# PROBLEM DESCRIPTION
Reproduce the listing from its first line down to and including the line containing "bars-layer: [92, 133, 503, 490]", swapping "chart-title" for "figure-title" and leaving everything else unchanged.
___ GIVEN ENTRIES ___
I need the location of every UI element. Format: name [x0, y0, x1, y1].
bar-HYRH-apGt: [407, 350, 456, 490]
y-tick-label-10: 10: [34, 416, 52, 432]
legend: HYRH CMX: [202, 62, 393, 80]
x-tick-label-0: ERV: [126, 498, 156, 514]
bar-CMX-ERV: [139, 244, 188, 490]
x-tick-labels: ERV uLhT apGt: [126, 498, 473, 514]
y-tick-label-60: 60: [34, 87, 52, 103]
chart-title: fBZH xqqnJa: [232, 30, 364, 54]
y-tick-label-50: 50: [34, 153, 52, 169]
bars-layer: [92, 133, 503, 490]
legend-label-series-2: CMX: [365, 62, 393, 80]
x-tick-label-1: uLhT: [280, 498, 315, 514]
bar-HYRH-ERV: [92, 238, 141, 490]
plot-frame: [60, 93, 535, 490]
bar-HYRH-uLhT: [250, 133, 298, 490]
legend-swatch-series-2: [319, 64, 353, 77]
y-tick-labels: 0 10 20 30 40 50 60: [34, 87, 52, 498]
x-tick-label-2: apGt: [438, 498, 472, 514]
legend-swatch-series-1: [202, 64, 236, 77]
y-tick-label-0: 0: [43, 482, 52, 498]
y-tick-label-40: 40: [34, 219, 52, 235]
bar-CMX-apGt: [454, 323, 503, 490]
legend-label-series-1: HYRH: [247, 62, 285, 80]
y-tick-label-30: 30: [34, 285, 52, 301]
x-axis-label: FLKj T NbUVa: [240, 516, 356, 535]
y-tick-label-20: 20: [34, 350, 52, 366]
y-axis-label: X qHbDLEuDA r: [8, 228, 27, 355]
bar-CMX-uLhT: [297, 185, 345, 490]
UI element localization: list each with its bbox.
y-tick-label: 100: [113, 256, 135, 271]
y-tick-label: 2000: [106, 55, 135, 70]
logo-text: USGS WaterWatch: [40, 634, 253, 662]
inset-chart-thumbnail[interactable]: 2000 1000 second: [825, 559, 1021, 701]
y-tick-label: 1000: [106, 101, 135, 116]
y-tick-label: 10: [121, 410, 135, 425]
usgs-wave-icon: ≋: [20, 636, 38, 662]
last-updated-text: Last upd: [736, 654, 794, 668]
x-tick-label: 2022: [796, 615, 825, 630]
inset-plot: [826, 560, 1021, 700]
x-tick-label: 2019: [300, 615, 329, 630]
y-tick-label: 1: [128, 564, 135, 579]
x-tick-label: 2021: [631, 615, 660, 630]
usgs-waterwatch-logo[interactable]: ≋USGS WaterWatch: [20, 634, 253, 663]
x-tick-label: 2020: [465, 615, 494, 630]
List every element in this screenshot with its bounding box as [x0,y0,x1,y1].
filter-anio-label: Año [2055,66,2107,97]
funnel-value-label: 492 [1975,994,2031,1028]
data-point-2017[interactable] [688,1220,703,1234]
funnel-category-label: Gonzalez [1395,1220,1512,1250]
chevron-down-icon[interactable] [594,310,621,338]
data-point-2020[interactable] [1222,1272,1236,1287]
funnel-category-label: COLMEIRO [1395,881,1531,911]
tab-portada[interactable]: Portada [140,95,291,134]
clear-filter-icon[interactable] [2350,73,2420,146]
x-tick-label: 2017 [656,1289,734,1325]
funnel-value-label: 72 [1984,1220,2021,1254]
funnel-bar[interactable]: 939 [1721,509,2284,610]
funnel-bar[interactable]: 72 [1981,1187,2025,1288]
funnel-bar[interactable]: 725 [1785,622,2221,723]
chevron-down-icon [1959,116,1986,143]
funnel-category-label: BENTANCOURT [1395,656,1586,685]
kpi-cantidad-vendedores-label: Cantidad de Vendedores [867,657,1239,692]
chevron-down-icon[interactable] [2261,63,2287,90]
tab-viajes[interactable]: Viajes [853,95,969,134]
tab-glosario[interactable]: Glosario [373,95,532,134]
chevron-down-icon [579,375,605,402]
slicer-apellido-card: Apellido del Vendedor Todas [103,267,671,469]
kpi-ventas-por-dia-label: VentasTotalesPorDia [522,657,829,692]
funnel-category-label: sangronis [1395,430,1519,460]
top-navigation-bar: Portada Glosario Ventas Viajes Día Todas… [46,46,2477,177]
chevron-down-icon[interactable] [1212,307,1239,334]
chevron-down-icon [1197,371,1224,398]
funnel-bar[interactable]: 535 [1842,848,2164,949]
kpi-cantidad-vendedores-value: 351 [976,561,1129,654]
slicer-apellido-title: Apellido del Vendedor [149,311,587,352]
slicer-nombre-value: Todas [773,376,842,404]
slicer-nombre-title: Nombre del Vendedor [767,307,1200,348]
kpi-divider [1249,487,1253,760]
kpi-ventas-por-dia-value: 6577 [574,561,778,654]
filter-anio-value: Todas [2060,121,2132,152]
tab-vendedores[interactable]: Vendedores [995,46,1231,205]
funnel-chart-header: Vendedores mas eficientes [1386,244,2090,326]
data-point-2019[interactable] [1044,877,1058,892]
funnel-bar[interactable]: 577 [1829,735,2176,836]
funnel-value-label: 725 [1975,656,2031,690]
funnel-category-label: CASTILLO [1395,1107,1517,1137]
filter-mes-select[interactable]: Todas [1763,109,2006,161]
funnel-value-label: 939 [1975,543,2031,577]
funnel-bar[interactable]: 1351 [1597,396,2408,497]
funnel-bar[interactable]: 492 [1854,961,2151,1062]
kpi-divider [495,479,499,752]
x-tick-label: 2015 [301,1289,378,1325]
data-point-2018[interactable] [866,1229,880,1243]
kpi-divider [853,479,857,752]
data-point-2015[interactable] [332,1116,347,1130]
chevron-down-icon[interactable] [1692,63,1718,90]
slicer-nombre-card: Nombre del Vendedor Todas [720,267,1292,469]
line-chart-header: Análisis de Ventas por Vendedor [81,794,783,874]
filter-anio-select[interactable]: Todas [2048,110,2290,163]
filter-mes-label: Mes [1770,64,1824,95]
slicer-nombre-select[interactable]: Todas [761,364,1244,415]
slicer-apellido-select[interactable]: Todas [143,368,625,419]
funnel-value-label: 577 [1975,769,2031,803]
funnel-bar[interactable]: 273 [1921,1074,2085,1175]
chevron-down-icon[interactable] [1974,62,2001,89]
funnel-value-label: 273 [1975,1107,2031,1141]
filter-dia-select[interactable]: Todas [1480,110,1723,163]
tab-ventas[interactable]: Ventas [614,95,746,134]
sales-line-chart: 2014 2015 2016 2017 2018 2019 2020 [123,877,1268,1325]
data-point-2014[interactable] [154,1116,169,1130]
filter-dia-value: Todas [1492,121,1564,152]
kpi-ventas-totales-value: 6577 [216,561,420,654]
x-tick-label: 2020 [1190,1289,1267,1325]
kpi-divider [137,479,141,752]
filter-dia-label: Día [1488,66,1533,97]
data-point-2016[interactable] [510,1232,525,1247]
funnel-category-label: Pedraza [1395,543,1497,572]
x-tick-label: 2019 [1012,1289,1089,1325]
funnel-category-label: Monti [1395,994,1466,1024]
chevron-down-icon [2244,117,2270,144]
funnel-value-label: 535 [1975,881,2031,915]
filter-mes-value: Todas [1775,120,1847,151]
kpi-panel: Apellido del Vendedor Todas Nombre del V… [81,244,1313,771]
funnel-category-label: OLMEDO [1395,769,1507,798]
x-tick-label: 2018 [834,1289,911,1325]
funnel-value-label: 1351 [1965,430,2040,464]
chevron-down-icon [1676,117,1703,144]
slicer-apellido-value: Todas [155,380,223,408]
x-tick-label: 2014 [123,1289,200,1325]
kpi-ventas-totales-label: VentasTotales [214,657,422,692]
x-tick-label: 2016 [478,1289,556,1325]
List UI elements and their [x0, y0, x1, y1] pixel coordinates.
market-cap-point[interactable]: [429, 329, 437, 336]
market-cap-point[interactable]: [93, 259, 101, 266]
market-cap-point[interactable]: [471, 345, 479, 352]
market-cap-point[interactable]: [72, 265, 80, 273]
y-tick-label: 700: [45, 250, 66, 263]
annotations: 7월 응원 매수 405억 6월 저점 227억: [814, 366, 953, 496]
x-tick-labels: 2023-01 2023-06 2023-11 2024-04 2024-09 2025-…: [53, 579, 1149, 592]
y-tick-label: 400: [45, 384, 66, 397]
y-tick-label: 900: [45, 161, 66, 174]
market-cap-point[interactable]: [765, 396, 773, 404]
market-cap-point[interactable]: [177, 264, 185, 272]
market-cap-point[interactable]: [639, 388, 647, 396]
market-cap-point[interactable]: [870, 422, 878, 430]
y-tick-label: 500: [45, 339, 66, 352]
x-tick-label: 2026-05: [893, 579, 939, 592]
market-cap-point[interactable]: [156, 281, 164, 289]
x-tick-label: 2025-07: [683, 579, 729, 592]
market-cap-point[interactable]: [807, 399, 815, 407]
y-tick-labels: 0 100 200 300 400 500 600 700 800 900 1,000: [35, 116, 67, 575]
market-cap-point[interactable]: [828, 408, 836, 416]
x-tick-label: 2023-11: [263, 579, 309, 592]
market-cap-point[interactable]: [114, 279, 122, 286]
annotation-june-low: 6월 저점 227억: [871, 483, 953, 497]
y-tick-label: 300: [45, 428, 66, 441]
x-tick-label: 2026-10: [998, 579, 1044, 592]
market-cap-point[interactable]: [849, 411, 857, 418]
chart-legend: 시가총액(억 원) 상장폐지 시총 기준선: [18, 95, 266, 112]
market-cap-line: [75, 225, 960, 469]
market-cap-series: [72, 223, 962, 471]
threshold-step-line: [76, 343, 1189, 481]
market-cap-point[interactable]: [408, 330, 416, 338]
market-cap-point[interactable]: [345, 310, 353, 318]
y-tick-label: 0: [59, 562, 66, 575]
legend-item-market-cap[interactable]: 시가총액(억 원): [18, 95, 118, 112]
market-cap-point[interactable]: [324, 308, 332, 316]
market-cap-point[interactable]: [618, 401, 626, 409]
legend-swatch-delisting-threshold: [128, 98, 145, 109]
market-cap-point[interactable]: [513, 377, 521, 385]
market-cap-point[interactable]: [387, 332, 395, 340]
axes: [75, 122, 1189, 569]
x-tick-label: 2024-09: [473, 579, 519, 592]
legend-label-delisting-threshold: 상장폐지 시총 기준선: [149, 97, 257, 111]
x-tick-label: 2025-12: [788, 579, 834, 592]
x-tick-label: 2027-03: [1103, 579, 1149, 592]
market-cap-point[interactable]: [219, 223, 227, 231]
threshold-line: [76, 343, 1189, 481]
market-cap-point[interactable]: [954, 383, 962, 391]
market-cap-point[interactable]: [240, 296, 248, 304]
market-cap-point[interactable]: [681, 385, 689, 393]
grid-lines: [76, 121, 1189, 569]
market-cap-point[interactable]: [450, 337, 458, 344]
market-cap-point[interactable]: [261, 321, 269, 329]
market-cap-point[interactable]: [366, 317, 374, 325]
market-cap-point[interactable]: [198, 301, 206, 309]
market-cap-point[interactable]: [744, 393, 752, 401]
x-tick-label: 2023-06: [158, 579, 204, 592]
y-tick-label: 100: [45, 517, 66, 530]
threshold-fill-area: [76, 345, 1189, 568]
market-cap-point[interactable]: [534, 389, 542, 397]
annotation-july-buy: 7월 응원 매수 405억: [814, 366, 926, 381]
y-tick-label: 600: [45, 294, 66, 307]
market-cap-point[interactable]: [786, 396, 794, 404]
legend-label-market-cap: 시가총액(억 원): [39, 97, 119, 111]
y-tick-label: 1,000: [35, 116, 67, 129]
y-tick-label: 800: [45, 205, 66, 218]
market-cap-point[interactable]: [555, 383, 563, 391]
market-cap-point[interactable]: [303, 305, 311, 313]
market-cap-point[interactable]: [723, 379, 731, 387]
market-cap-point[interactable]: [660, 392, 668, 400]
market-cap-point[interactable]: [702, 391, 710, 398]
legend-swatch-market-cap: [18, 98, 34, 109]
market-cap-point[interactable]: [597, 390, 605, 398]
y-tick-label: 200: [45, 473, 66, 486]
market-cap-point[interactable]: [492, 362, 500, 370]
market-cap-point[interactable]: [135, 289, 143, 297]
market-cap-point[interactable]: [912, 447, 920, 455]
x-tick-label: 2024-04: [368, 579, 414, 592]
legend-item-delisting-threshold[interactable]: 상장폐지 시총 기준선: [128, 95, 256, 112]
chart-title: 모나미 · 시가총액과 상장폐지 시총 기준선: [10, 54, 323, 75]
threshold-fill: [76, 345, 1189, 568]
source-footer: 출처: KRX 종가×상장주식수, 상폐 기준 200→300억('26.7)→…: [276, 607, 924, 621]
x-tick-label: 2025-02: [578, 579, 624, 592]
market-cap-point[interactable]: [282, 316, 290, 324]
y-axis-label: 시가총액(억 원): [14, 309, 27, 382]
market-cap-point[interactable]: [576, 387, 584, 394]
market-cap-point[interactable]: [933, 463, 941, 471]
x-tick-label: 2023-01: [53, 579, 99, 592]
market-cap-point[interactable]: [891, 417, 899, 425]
___
# WORKED SOLUTION
I need the location of every UI element. Format: name [x0, y0, x1, y1].
bar-HYRH-apGt: [407, 350, 456, 490]
y-tick-label-10: 10: [34, 416, 52, 432]
legend: HYRH CMX: [202, 62, 393, 80]
x-tick-label-0: ERV: [126, 498, 156, 514]
bar-CMX-ERV: [139, 244, 188, 490]
x-tick-labels: ERV uLhT apGt: [126, 498, 473, 514]
y-tick-label-60: 60: [34, 87, 52, 103]
figure-title: fBZH xqqnJa: [232, 30, 364, 54]
y-tick-label-50: 50: [34, 153, 52, 169]
bars-layer: [92, 133, 503, 490]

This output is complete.